[Layout element entries]
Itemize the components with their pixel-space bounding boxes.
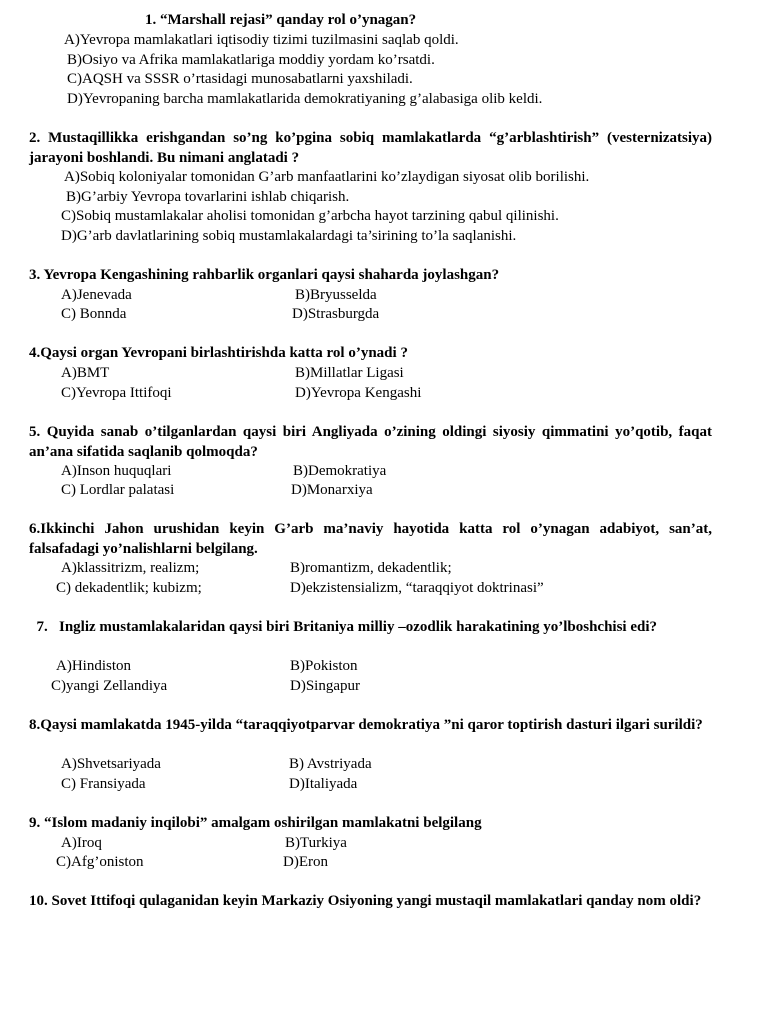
question-6-option-d: D)ekzistensializm, “taraqqiyot doktrinasi” [290,580,544,596]
question-5-option-c: C) Lordlar palatasi [61,482,175,498]
question-7-option-b: B)Pokiston [290,658,358,674]
question-1-option-c: C)AQSH va SSSR o’rtasidagi munosabatlarni yaxshiladi. [67,71,413,87]
question-5-option-b: B)Demokratiya [293,463,387,479]
question-5-option-a: A)Inson huquqlari [61,463,172,479]
question-6-option-b: B)romantizm, dekadentlik; [290,560,452,576]
question-1-text: 1. “Marshall rejasi” qanday rol o’ynagan? [145,12,417,28]
question-3-option-d: D)Strasburgda [292,306,380,322]
question-7-option-c: C)yangi Zellandiya [51,678,168,694]
question-6-text: 6.Ikkinchi Jahon urushidan keyin G’arb ma’naviy hayotida katta rol o’ynagan adabiyot, san’at, falsafadagi yo’nalishlarni belgilang. [29,521,712,557]
question-9-text: 9. “Islom madaniy inqilobi” amalgam oshirilgan mamlakatni belgilang [29,815,482,831]
question-3-text: 3. Yevropa Kengashining rahbarlik organlari qaysi shaharda joylashgan? [29,267,500,283]
question-7-option-d: D)Singapur [290,678,360,694]
question-4-option-c: C)Yevropa Ittifoqi [61,385,172,401]
question-9-option-b: B)Turkiya [285,835,347,851]
question-1-option-b: B)Osiyo va Afrika mamlakatlariga moddiy yordam ko’rsatdi. [67,52,435,68]
question-4-text: 4.Qaysi organ Yevropani birlashtirishda katta rol o’ynadi ? [29,345,408,361]
question-8-option-c: C) Fransiyada [61,776,146,792]
question-5-text: 5. Quyida sanab o’tilganlardan qaysi biri Angliyada o’zining oldingi siyosiy qimmatini yo’qotib, faqat an’ana sifatida saqlanib qolmoqda? [29,424,712,460]
question-1-option-a: A)Yevropa mamlakatlari iqtisodiy tizimi tuzilmasini saqlab qoldi. [64,32,459,48]
question-2-option-d: D)G’arb davlatlarining sobiq mustamlakalardagi ta’sirining to’la saqlanishi. [61,228,517,244]
question-3-option-c: C) Bonnda [61,306,127,322]
question-2-option-c: C)Sobiq mustamlakalar aholisi tomonidan g’arbcha hayot tarzining qabul qilinishi. [61,208,559,224]
question-4-option-d: D)Yevropa Kengashi [295,385,422,401]
question-3-option-a: A)Jenevada [61,287,132,303]
question-4-option-b: B)Millatlar Ligasi [295,365,404,381]
question-2-text: 2. Mustaqillikka erishgandan so’ng ko’pgina sobiq mamlakatlarda “g’arblashtirish” (vesternizatsiya) jarayoni boshlandi. Bu nimani anglatadi ? [29,130,712,166]
question-8-option-b: B) Avstriyada [289,756,372,772]
question-5-option-d: D)Monarxiya [291,482,373,498]
question-7-option-a: A)Hindiston [56,658,131,674]
question-8-option-a: A)Shvetsariyada [61,756,161,772]
question-2-option-a: A)Sobiq koloniyalar tomonidan G’arb manfaatlarini ko’zlaydigan siyosat olib borilishi. [64,169,590,185]
question-6-option-a: A)klassitrizm, realizm; [61,560,200,576]
question-9-option-d: D)Eron [283,854,328,870]
question-9-option-c: C)Afg’oniston [56,854,144,870]
question-8-option-d: D)Italiyada [289,776,358,792]
question-4-option-a: A)BMT [61,365,110,381]
question-7-text: 7. Ingliz mustamlakalaridan qaysi biri Britaniya milliy –ozodlik harakatining yo’lboshchisi edi? [29,619,658,635]
question-9-option-a: A)Iroq [61,835,102,851]
question-1-option-d: D)Yevropaning barcha mamlakatlarida demokratiyaning g’alabasiga olib keldi. [67,91,543,107]
question-3-option-b: B)Bryusselda [295,287,377,303]
question-8-text: 8.Qaysi mamlakatda 1945-yilda “taraqqiyotparvar demokratiya ”ni qaror toptirish dasturi ilgari surildi? [29,717,703,733]
question-6-option-c: C) dekadentlik; kubizm; [56,580,202,596]
question-10-text: 10. Sovet Ittifoqi qulaganidan keyin Markaziy Osiyoning yangi mustaqil mamlakatlari qanday nom oldi? [29,893,702,909]
question-2-option-b: B)G’arbiy Yevropa tovarlarini ishlab chiqarish. [66,189,350,205]
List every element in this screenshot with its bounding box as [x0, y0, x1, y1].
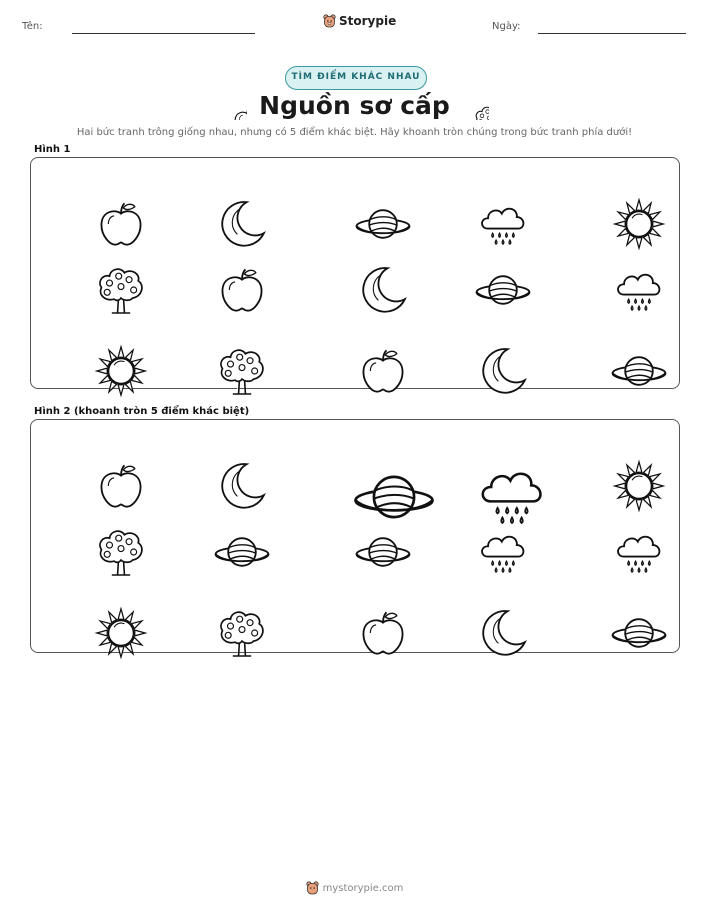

Work to do: Which lines in the material above contain the word "bounding"? Copy each of them in full.

Output for this task:
Itemize the components with their pixel-space bounding boxes.
List every element in this screenshot with its bounding box as [x0, y0, x1, y1].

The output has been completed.